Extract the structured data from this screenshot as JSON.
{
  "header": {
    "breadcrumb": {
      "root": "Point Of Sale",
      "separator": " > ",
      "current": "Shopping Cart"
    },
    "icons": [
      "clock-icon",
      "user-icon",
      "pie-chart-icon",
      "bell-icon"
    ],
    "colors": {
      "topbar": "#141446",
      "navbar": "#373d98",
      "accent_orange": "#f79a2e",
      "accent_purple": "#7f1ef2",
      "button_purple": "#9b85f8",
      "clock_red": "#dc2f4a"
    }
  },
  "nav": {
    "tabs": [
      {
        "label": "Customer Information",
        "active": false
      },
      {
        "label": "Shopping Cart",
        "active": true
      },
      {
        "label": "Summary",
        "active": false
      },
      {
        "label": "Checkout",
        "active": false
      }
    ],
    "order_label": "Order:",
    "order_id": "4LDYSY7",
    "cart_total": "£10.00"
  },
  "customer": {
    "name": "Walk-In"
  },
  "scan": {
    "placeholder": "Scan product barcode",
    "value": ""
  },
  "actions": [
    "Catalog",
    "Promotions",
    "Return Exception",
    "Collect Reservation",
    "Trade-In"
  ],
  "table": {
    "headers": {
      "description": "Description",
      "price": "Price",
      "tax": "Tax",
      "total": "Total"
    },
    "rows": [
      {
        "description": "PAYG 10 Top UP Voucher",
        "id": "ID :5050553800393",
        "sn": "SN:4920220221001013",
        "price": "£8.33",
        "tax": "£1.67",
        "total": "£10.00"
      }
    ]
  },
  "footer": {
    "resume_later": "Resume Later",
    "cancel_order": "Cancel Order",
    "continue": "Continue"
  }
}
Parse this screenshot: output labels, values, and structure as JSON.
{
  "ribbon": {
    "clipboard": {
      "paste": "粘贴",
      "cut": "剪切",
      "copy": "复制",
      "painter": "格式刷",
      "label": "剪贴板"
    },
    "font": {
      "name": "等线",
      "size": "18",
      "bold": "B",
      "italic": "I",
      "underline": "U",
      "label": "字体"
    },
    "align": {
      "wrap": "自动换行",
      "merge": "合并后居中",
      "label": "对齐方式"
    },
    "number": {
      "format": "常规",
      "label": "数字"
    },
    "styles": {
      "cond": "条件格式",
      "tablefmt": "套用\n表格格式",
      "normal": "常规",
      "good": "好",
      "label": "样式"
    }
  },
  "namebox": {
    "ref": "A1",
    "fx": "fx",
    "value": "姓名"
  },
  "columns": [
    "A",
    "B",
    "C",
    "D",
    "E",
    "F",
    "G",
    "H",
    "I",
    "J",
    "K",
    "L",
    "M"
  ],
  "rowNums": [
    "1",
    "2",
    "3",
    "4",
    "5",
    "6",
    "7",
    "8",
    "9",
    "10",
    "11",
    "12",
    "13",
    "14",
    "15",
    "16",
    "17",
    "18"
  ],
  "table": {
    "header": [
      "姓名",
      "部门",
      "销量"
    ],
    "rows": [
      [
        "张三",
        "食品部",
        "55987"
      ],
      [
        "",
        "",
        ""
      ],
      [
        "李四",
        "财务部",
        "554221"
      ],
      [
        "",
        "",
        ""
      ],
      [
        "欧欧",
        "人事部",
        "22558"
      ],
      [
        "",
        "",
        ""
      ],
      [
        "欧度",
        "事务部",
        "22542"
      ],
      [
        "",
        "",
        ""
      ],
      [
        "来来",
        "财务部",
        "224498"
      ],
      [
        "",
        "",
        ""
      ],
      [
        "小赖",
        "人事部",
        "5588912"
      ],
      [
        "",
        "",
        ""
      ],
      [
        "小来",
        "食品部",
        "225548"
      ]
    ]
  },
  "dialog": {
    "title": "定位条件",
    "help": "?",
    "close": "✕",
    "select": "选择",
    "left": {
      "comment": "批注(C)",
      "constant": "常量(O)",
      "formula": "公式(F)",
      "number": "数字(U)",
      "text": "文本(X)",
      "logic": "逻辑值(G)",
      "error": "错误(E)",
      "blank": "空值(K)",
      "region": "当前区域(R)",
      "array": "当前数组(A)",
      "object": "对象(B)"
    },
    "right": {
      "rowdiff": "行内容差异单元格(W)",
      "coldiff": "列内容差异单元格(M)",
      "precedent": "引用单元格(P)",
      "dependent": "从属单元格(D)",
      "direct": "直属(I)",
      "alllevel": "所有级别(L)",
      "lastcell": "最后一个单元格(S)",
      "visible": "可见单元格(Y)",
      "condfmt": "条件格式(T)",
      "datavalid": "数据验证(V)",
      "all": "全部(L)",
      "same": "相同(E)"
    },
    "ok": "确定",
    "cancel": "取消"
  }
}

-=-=-=-=-

Problem to work on: Every record above should be copied exactly.

Output below:
Extract the structured data from this screenshot as JSON.
{
  "header": {
    "breadcrumb": {
      "root": "Point Of Sale",
      "separator": " > ",
      "current": "Shopping Cart"
    },
    "icons": [
      "clock-icon",
      "user-icon",
      "pie-chart-icon",
      "bell-icon"
    ],
    "colors": {
      "topbar": "#141446",
      "navbar": "#373d98",
      "accent_orange": "#f79a2e",
      "accent_purple": "#7f1ef2",
      "button_purple": "#9b85f8",
      "clock_red": "#dc2f4a"
    }
  },
  "nav": {
    "tabs": [
      {
        "label": "Customer Information",
        "active": false
      },
      {
        "label": "Shopping Cart",
        "active": true
      },
      {
        "label": "Summary",
        "active": false
      },
      {
        "label": "Checkout",
        "active": false
      }
    ],
    "order_label": "Order:",
    "order_id": "4LDYSY7",
    "cart_total": "£10.00"
  },
  "customer": {
    "name": "Walk-In"
  },
  "scan": {
    "placeholder": "Scan product barcode",
    "value": ""
  },
  "actions": [
    "Catalog",
    "Promotions",
    "Return Exception",
    "Collect Reservation",
    "Trade-In"
  ],
  "table": {
    "headers": {
      "description": "Description",
      "price": "Price",
      "tax": "Tax",
      "total": "Total"
    },
    "rows": [
      {
        "description": "PAYG 10 Top UP Voucher",
        "id": "ID :5050553800393",
        "sn": "SN:4920220221001013",
        "price": "£8.33",
        "tax": "£1.67",
        "total": "£10.00"
      }
    ]
  },
  "footer": {
    "resume_later": "Resume Later",
    "cancel_order": "Cancel Order",
    "continue": "Continue"
  }
}
Parse this screenshot: output labels, values, and structure as JSON.
{
  "ribbon": {
    "clipboard": {
      "paste": "粘贴",
      "cut": "剪切",
      "copy": "复制",
      "painter": "格式刷",
      "label": "剪贴板"
    },
    "font": {
      "name": "等线",
      "size": "18",
      "bold": "B",
      "italic": "I",
      "underline": "U",
      "label": "字体"
    },
    "align": {
      "wrap": "自动换行",
      "merge": "合并后居中",
      "label": "对齐方式"
    },
    "number": {
      "format": "常规",
      "label": "数字"
    },
    "styles": {
      "cond": "条件格式",
      "tablefmt": "套用\n表格格式",
      "normal": "常规",
      "good": "好",
      "label": "样式"
    }
  },
  "namebox": {
    "ref": "A1",
    "fx": "fx",
    "value": "姓名"
  },
  "columns": [
    "A",
    "B",
    "C",
    "D",
    "E",
    "F",
    "G",
    "H",
    "I",
    "J",
    "K",
    "L",
    "M"
  ],
  "rowNums": [
    "1",
    "2",
    "3",
    "4",
    "5",
    "6",
    "7",
    "8",
    "9",
    "10",
    "11",
    "12",
    "13",
    "14",
    "15",
    "16",
    "17",
    "18"
  ],
  "table": {
    "header": [
      "姓名",
      "部门",
      "销量"
    ],
    "rows": [
      [
        "张三",
        "食品部",
        "55987"
      ],
      [
        "",
        "",
        ""
      ],
      [
        "李四",
        "财务部",
        "554221"
      ],
      [
        "",
        "",
        ""
      ],
      [
        "欧欧",
        "人事部",
        "22558"
      ],
      [
        "",
        "",
        ""
      ],
      [
        "欧度",
        "事务部",
        "22542"
      ],
      [
        "",
        "",
        ""
      ],
      [
        "来来",
        "财务部",
        "224498"
      ],
      [
        "",
        "",
        ""
      ],
      [
        "小赖",
        "人事部",
        "5588912"
      ],
      [
        "",
        "",
        ""
      ],
      [
        "小来",
        "食品部",
        "225548"
      ]
    ]
  },
  "dialog": {
    "title": "定位条件",
    "help": "?",
    "close": "✕",
    "select": "选择",
    "left": {
      "comment": "批注(C)",
      "constant": "常量(O)",
      "formula": "公式(F)",
      "number": "数字(U)",
      "text": "文本(X)",
      "logic": "逻辑值(G)",
      "error": "错误(E)",
      "blank": "空值(K)",
      "region": "当前区域(R)",
      "array": "当前数组(A)",
      "object": "对象(B)"
    },
    "right": {
      "rowdiff": "行内容差异单元格(W)",
      "coldiff": "列内容差异单元格(M)",
      "precedent": "引用单元格(P)",
      "dependent": "从属单元格(D)",
      "direct": "直属(I)",
      "alllevel": "所有级别(L)",
      "lastcell": "最后一个单元格(S)",
      "visible": "可见单元格(Y)",
      "condfmt": "条件格式(T)",
      "datavalid": "数据验证(V)",
      "all": "全部(L)",
      "same": "相同(E)"
    },
    "ok": "确定",
    "cancel": "取消"
  }
}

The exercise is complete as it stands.